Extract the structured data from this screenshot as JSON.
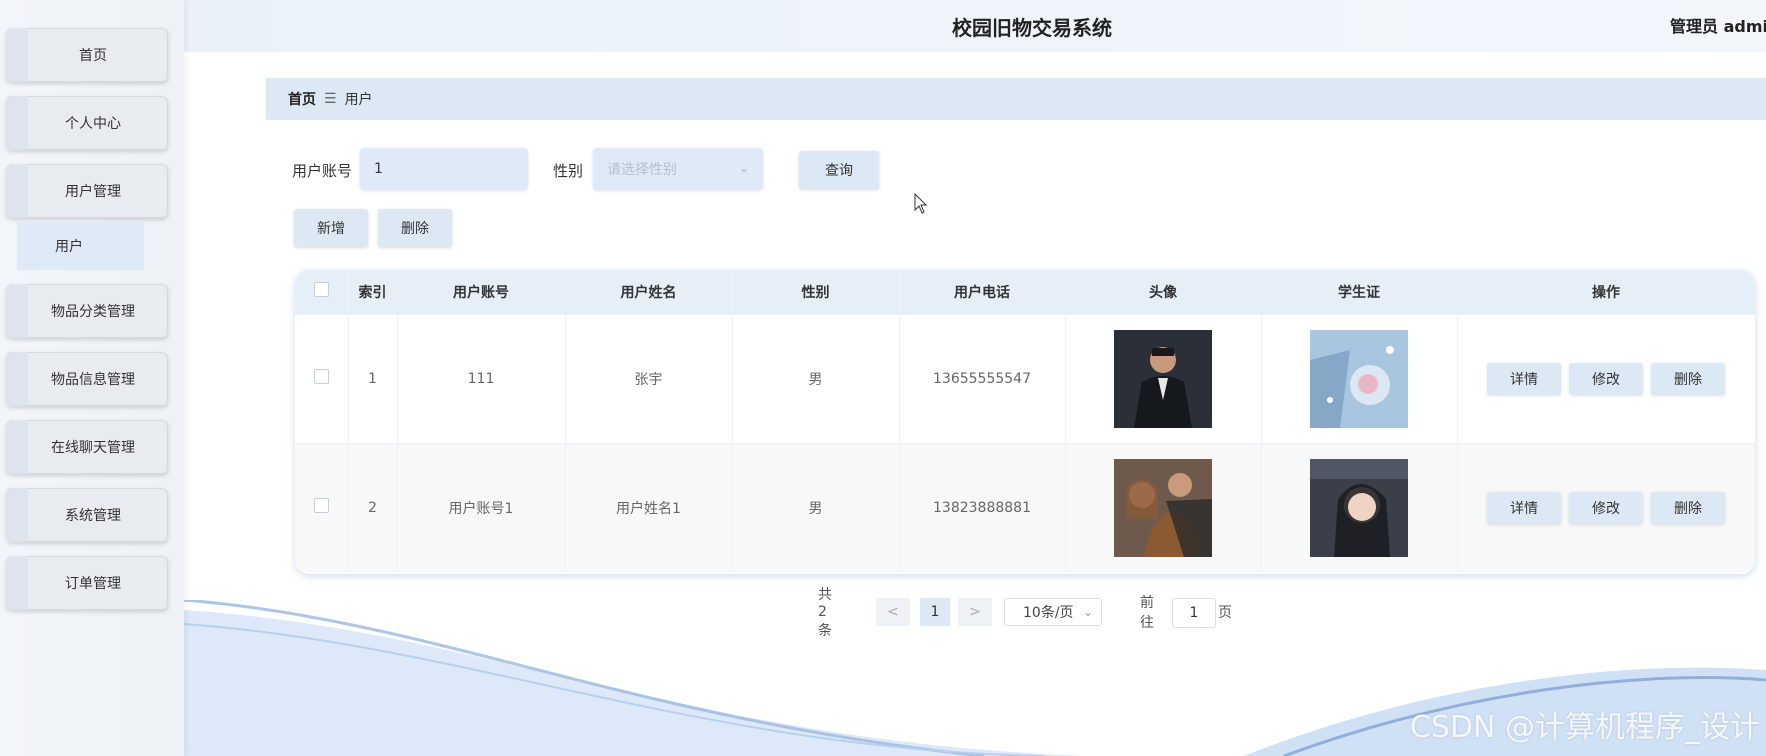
{
  "app": {
    "title": "校园旧物交易系统",
    "user": "管理员 admin"
  },
  "sidebar": {
    "items": [
      {
        "label": "首页"
      },
      {
        "label": "个人中心"
      },
      {
        "label": "用户管理"
      },
      {
        "label": "物品分类管理"
      },
      {
        "label": "物品信息管理"
      },
      {
        "label": "在线聊天管理"
      },
      {
        "label": "系统管理"
      },
      {
        "label": "订单管理"
      }
    ],
    "sub_item": "用户"
  },
  "breadcrumb": {
    "home": "首页",
    "separator": "☰",
    "current": "用户"
  },
  "search": {
    "account_label": "用户账号",
    "account_value": "1",
    "gender_label": "性别",
    "gender_placeholder": "请选择性别",
    "query_label": "查询"
  },
  "actions": {
    "add_label": "新增",
    "delete_label": "删除"
  },
  "table": {
    "headers": [
      "索引",
      "用户账号",
      "用户姓名",
      "性别",
      "用户电话",
      "头像",
      "学生证",
      "操作"
    ],
    "rows": [
      {
        "index": "1",
        "account": "111",
        "name": "张宇",
        "gender": "男",
        "phone": "13655555547"
      },
      {
        "index": "2",
        "account": "用户账号1",
        "name": "用户姓名1",
        "gender": "男",
        "phone": "13823888881"
      }
    ],
    "op_labels": {
      "detail": "详情",
      "edit": "修改",
      "delete": "删除"
    }
  },
  "pagination": {
    "total": "共 2 条",
    "prev": "<",
    "current": "1",
    "next": ">",
    "page_size": "10条/页",
    "goto_label": "前往",
    "goto_value": "1",
    "page_suffix": "页"
  },
  "watermark": "CSDN @计算机程序_设计",
  "colors": {
    "accent": "#dde8f5",
    "header_bg": "#e6eef8"
  }
}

**Task:** Repeat the material above word for word, please, apart from its images.

**Result:**
Extract the structured data from this screenshot as JSON.
{
  "app": {
    "title": "校园旧物交易系统",
    "user": "管理员 admin"
  },
  "sidebar": {
    "items": [
      {
        "label": "首页"
      },
      {
        "label": "个人中心"
      },
      {
        "label": "用户管理"
      },
      {
        "label": "物品分类管理"
      },
      {
        "label": "物品信息管理"
      },
      {
        "label": "在线聊天管理"
      },
      {
        "label": "系统管理"
      },
      {
        "label": "订单管理"
      }
    ],
    "sub_item": "用户"
  },
  "breadcrumb": {
    "home": "首页",
    "separator": "☰",
    "current": "用户"
  },
  "search": {
    "account_label": "用户账号",
    "account_value": "1",
    "gender_label": "性别",
    "gender_placeholder": "请选择性别",
    "query_label": "查询"
  },
  "actions": {
    "add_label": "新增",
    "delete_label": "删除"
  },
  "table": {
    "headers": [
      "索引",
      "用户账号",
      "用户姓名",
      "性别",
      "用户电话",
      "头像",
      "学生证",
      "操作"
    ],
    "rows": [
      {
        "index": "1",
        "account": "111",
        "name": "张宇",
        "gender": "男",
        "phone": "13655555547"
      },
      {
        "index": "2",
        "account": "用户账号1",
        "name": "用户姓名1",
        "gender": "男",
        "phone": "13823888881"
      }
    ],
    "op_labels": {
      "detail": "详情",
      "edit": "修改",
      "delete": "删除"
    }
  },
  "pagination": {
    "total": "共 2 条",
    "prev": "<",
    "current": "1",
    "next": ">",
    "page_size": "10条/页",
    "goto_label": "前往",
    "goto_value": "1",
    "page_suffix": "页"
  },
  "watermark": "CSDN @计算机程序_设计",
  "colors": {
    "accent": "#dde8f5",
    "header_bg": "#e6eef8"
  }
}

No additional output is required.